▶ _Data lines_:
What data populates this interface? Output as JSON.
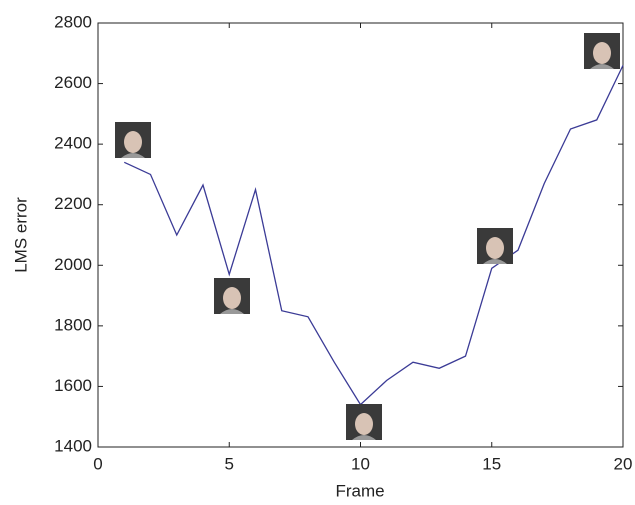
{
  "chart_data": {
    "type": "line",
    "x_label": "Frame",
    "y_label": "LMS error",
    "x": [
      1,
      2,
      3,
      4,
      5,
      6,
      7,
      8,
      9,
      10,
      11,
      12,
      13,
      14,
      15,
      16,
      17,
      18,
      19,
      20
    ],
    "series": [
      {
        "color": "#3b3b96",
        "values": [
          2340,
          2300,
          2100,
          2265,
          1970,
          2250,
          1850,
          1830,
          1680,
          1540,
          1620,
          1680,
          1660,
          1700,
          1990,
          2050,
          2270,
          2450,
          2480,
          2660
        ]
      }
    ],
    "xlim": [
      0,
      20
    ],
    "xticks": [
      0,
      5,
      10,
      15,
      20
    ],
    "ylim": [
      1400,
      2800
    ],
    "yticks": [
      1400,
      1600,
      1800,
      2000,
      2200,
      2400,
      2600,
      2800
    ],
    "grid": false
  }
}
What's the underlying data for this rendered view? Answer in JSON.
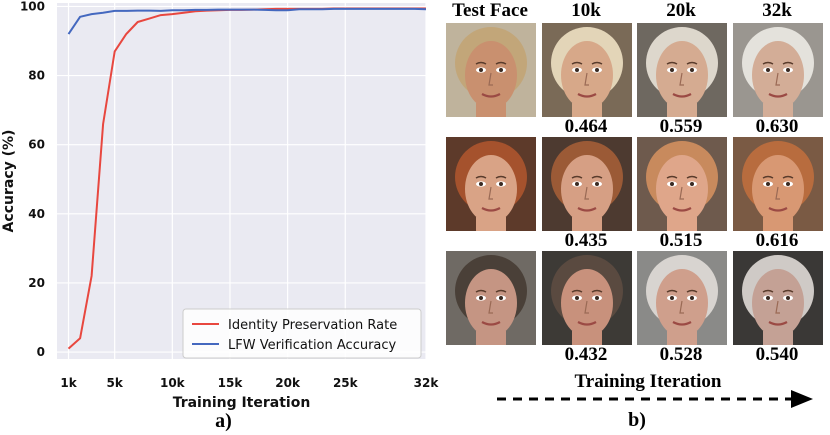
{
  "chart_data": {
    "type": "line",
    "xlabel": "Training Iteration",
    "ylabel": "Accuracy (%)",
    "xlim": [
      0,
      32
    ],
    "ylim": [
      -2,
      101
    ],
    "xticks": [
      1,
      5,
      10,
      15,
      20,
      25,
      32
    ],
    "xtick_labels": [
      "1k",
      "5k",
      "10k",
      "15k",
      "20k",
      "25k",
      "32k"
    ],
    "yticks": [
      0,
      20,
      40,
      60,
      80,
      100
    ],
    "ytick_labels": [
      "0",
      "20",
      "40",
      "60",
      "80",
      "100"
    ],
    "grid": true,
    "legend_position": "bottom-right",
    "series": [
      {
        "name": "Identity Preservation Rate",
        "color": "#e8473f",
        "x": [
          1,
          2,
          3,
          4,
          5,
          6,
          7,
          8,
          9,
          10,
          11,
          12,
          13,
          14,
          15,
          16,
          17,
          18,
          19,
          20,
          21,
          22,
          23,
          24,
          25,
          26,
          27,
          28,
          29,
          30,
          31,
          32
        ],
        "y": [
          1,
          4,
          22,
          66,
          87,
          92,
          95.5,
          96.5,
          97.5,
          97.8,
          98.2,
          98.6,
          98.8,
          98.9,
          99,
          99,
          99.1,
          99.2,
          99.3,
          99.3,
          99.3,
          99.3,
          99.3,
          99.4,
          99.4,
          99.4,
          99.4,
          99.4,
          99.4,
          99.4,
          99.4,
          99.4
        ]
      },
      {
        "name": "LFW Verification Accuracy",
        "color": "#4468bf",
        "x": [
          1,
          2,
          3,
          4,
          5,
          6,
          7,
          8,
          9,
          10,
          11,
          12,
          13,
          14,
          15,
          16,
          17,
          18,
          19,
          20,
          21,
          22,
          23,
          24,
          25,
          26,
          27,
          28,
          29,
          30,
          31,
          32
        ],
        "y": [
          92,
          97,
          97.8,
          98.2,
          98.7,
          98.7,
          98.8,
          98.8,
          98.7,
          98.9,
          98.9,
          99,
          99,
          99.1,
          99.1,
          99.1,
          99.1,
          99,
          98.9,
          98.9,
          99.2,
          99.2,
          99.2,
          99.3,
          99.3,
          99.3,
          99.3,
          99.3,
          99.3,
          99.3,
          99.3,
          99.2
        ]
      }
    ]
  },
  "panel_labels": {
    "a": "a)",
    "b": "b)"
  },
  "face_grid": {
    "column_headers": [
      "Test Face",
      "10k",
      "20k",
      "32k"
    ],
    "rows": [
      {
        "scores": [
          "0.464",
          "0.559",
          "0.630"
        ],
        "tones": [
          "#c9906f",
          "#d7a889",
          "#d5ab91",
          "#d3ad97"
        ],
        "hair": [
          "#c2a679",
          "#e3d5b8",
          "#ddd7cc",
          "#e4e2dc"
        ],
        "bg": [
          "#bfb39c",
          "#7a6a57",
          "#6e6860",
          "#9a9690"
        ]
      },
      {
        "scores": [
          "0.435",
          "0.515",
          "0.616"
        ],
        "tones": [
          "#d9a386",
          "#d69f84",
          "#dfa68a",
          "#d89873"
        ],
        "hair": [
          "#a5522d",
          "#9b5a36",
          "#c88a5d",
          "#b86c3e"
        ],
        "bg": [
          "#5d3a2a",
          "#4d3a30",
          "#6e5a4d",
          "#7a5a44"
        ]
      },
      {
        "scores": [
          "0.432",
          "0.528",
          "0.540"
        ],
        "tones": [
          "#c59583",
          "#c8917c",
          "#cf9f8c",
          "#c4a195"
        ],
        "hair": [
          "#4a4038",
          "#5a4a40",
          "#d8d4d0",
          "#cfcac6"
        ],
        "bg": [
          "#6f6a64",
          "#3d3a36",
          "#8a8a88",
          "#3a3836"
        ]
      }
    ],
    "x_caption": "Training Iteration"
  }
}
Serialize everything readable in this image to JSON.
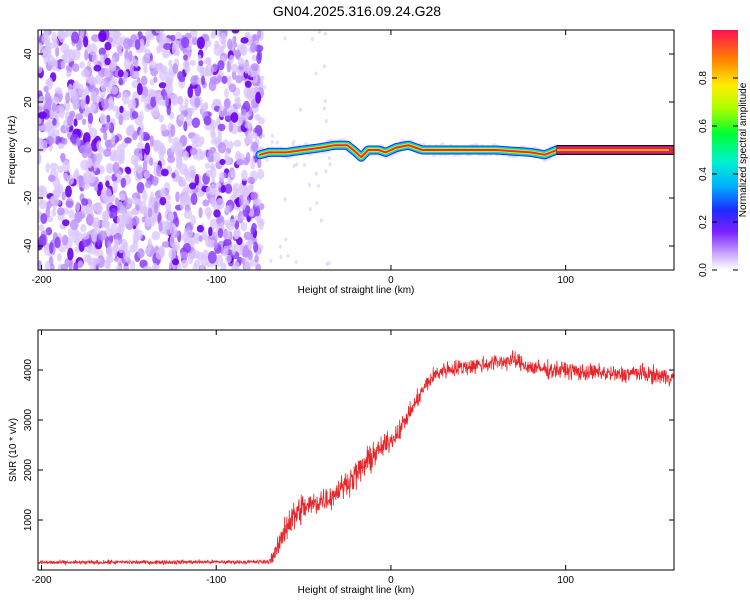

▶ _Work to complete_:
Report how many lines in the records hold the word "JSON", giving the number and nothing else.

▶ _Exercise output_:
3